## RECORDS FOR THIS TASK
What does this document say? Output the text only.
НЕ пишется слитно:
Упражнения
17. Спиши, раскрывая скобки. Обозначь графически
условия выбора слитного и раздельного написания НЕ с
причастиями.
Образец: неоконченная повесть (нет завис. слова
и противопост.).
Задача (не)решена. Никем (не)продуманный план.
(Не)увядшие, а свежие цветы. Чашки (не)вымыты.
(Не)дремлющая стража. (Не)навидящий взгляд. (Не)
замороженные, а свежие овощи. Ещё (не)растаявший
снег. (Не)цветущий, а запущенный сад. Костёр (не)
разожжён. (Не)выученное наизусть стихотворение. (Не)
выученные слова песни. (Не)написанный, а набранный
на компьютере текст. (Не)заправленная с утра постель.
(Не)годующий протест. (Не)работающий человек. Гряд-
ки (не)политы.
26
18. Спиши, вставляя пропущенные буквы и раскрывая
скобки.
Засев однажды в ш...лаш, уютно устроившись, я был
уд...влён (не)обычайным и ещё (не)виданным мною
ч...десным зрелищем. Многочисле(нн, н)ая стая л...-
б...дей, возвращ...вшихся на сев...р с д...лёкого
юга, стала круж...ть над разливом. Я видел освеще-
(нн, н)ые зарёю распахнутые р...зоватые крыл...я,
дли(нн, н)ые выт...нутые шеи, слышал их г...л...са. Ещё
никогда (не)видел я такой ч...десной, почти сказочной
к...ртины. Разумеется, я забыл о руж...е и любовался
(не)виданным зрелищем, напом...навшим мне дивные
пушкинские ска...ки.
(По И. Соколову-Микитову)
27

...

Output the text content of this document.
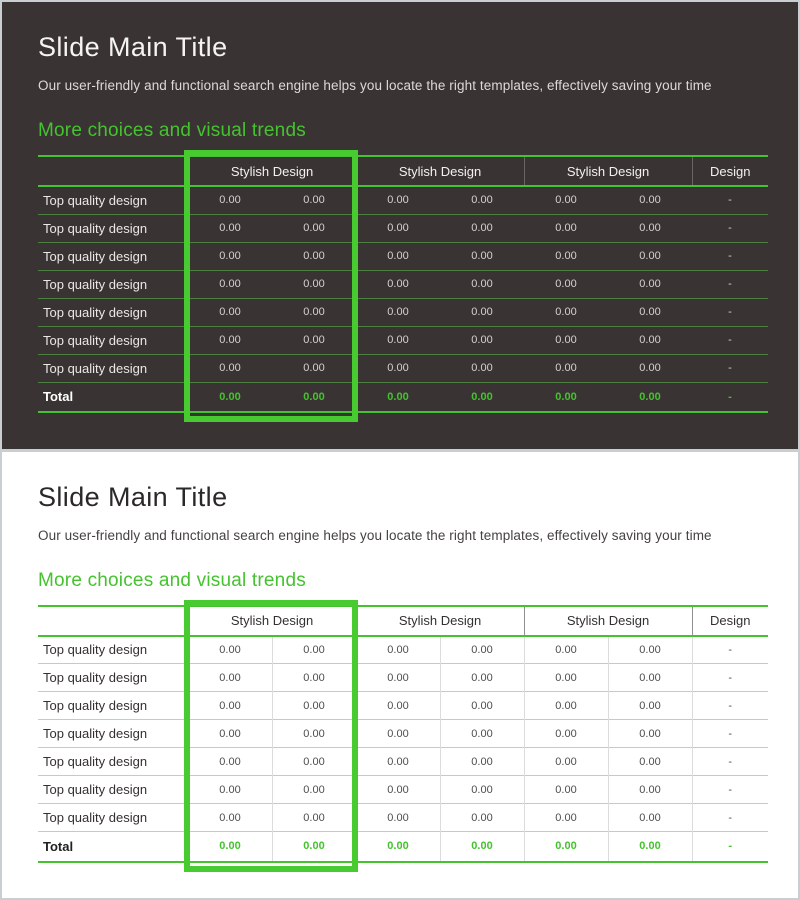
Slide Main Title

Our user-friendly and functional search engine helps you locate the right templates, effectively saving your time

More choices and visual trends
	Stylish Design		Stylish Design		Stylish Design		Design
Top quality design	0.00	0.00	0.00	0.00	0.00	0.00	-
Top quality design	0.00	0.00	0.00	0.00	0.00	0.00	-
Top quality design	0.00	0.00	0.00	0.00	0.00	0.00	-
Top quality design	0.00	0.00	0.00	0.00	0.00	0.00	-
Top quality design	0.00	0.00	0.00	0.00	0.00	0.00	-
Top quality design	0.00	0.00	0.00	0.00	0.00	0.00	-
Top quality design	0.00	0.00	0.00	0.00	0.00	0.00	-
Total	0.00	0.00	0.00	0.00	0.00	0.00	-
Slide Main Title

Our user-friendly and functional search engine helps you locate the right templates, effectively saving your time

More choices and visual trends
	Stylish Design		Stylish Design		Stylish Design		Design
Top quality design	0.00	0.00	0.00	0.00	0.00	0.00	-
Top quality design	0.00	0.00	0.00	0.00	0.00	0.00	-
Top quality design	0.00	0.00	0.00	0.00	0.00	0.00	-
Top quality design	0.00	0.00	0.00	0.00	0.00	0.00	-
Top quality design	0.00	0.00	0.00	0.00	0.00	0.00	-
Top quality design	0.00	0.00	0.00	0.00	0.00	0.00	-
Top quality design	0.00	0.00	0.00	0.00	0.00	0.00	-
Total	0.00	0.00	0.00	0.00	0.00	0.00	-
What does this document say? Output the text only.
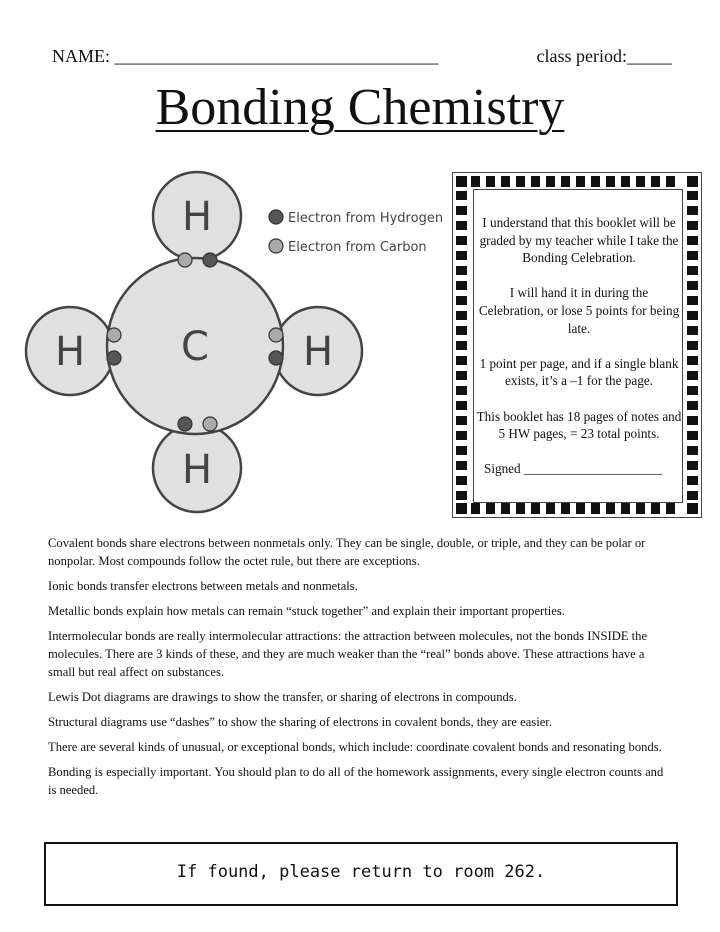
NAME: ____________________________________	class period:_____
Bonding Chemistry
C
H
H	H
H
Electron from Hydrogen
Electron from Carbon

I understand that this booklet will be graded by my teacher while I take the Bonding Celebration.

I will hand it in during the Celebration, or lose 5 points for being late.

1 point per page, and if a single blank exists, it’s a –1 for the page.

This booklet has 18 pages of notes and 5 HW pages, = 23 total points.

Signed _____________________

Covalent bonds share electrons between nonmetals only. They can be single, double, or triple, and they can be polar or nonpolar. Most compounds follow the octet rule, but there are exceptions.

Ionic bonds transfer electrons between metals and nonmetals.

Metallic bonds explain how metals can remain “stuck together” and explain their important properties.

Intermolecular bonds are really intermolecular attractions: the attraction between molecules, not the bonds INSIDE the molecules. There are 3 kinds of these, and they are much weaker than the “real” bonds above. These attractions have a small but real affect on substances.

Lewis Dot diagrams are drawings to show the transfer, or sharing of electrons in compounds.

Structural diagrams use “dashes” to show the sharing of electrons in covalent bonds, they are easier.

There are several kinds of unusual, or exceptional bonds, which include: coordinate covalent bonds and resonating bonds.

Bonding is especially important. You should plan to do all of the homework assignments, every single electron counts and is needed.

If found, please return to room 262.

--

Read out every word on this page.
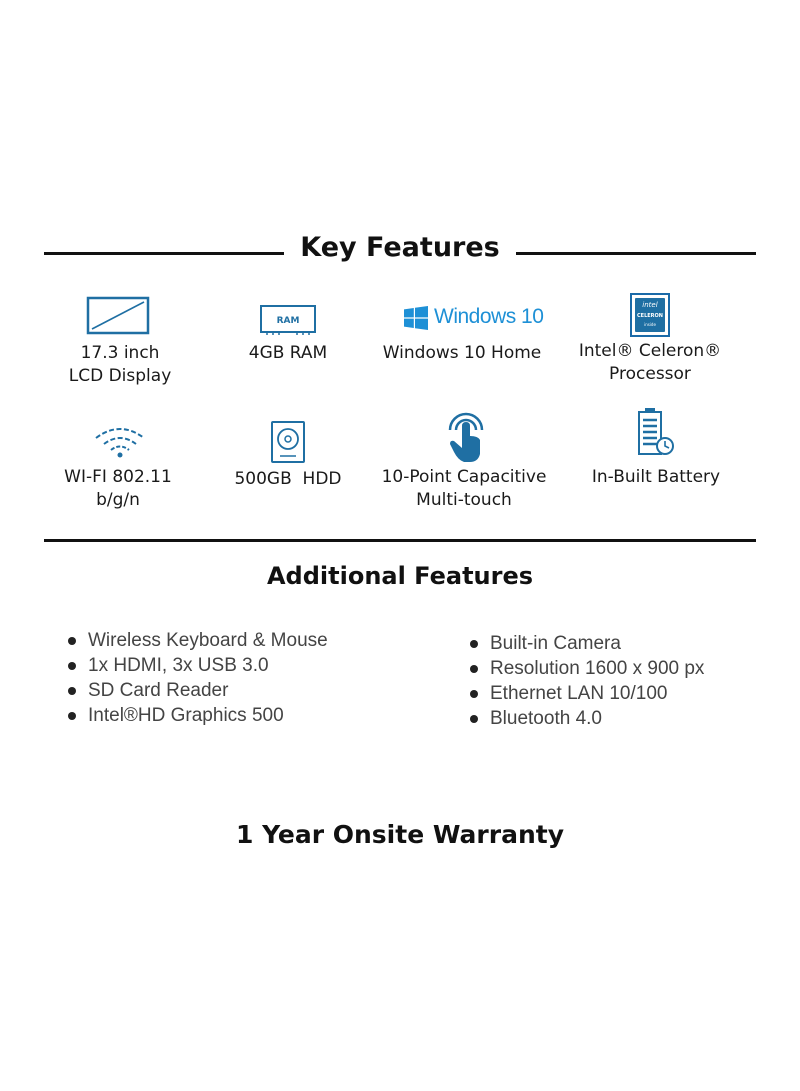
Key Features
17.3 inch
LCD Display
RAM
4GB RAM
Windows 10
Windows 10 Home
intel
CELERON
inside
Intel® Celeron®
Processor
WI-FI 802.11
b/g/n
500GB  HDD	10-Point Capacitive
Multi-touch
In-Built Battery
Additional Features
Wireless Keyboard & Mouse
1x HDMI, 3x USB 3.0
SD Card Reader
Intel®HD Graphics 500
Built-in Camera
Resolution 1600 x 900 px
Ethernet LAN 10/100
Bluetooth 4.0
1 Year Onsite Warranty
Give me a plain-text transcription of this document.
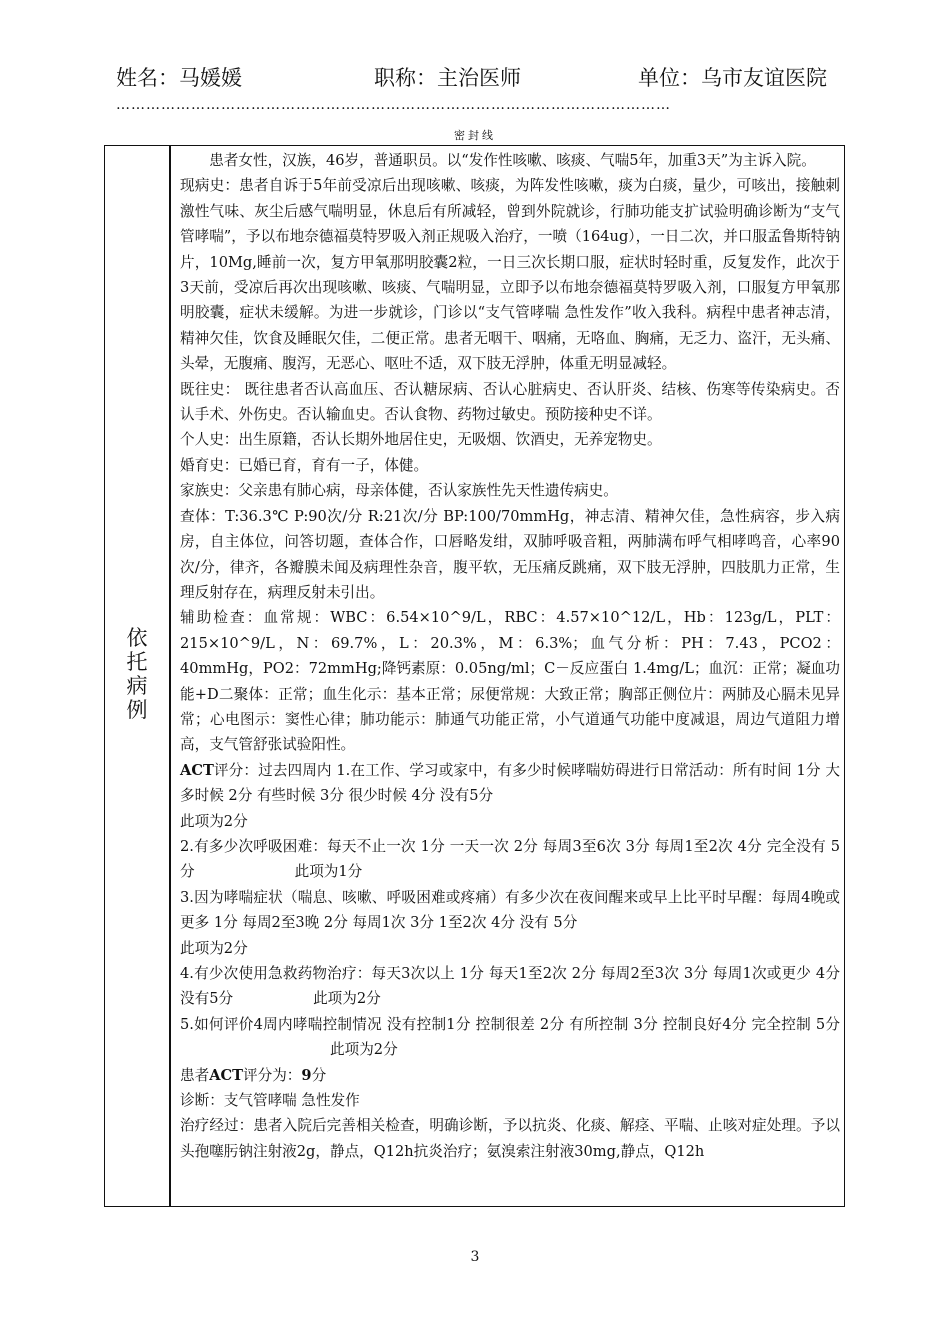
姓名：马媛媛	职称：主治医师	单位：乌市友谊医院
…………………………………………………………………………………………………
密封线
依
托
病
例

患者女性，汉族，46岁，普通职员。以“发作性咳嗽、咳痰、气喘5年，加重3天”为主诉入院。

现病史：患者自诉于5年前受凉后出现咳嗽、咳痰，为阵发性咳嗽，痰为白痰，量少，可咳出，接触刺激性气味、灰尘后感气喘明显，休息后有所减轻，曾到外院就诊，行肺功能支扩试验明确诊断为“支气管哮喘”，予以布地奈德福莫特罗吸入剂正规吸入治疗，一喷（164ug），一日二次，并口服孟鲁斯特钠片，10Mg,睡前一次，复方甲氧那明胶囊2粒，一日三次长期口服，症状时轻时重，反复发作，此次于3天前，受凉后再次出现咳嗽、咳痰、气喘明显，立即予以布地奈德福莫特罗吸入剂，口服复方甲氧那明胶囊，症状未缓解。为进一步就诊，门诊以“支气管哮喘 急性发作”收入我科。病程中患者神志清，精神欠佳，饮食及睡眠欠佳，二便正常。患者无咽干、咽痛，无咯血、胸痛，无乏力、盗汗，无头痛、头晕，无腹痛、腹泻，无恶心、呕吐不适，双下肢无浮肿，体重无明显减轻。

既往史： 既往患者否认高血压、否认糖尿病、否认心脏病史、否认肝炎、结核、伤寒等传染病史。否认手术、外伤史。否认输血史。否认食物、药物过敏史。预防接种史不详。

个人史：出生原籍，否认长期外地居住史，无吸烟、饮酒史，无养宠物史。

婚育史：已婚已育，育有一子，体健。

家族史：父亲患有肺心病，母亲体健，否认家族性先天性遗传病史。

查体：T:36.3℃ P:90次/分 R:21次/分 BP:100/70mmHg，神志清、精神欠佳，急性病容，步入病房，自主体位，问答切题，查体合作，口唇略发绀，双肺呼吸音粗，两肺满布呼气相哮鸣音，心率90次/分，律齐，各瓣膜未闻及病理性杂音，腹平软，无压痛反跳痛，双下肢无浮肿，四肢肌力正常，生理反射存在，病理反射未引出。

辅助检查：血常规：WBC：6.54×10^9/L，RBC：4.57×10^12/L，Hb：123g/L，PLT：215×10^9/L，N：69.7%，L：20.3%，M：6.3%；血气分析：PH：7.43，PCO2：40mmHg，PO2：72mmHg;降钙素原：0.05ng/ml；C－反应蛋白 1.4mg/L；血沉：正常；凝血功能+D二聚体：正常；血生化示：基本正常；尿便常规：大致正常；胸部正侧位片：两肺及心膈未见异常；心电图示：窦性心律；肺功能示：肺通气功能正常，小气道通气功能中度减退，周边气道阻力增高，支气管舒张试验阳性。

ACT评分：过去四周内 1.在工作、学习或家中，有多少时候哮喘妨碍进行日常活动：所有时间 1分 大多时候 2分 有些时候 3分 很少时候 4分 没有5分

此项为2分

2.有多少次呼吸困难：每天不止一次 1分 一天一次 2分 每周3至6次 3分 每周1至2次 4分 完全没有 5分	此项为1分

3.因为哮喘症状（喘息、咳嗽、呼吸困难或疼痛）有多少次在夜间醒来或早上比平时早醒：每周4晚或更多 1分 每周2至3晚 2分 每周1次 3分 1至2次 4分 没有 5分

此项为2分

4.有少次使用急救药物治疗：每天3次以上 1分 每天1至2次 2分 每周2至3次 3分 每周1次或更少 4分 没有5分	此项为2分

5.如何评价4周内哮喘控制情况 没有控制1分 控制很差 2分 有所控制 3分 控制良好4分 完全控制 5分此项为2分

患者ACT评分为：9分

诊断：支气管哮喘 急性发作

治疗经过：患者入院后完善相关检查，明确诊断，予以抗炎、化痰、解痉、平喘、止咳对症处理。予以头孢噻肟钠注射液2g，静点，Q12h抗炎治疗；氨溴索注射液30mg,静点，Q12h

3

## TASK REQUIREMENTS
Copy out all lines where the word "скобки" appears.

## COMPLETE ANSWER
17. Спиши, раскрывая скобки. Обозначь графически
скобки.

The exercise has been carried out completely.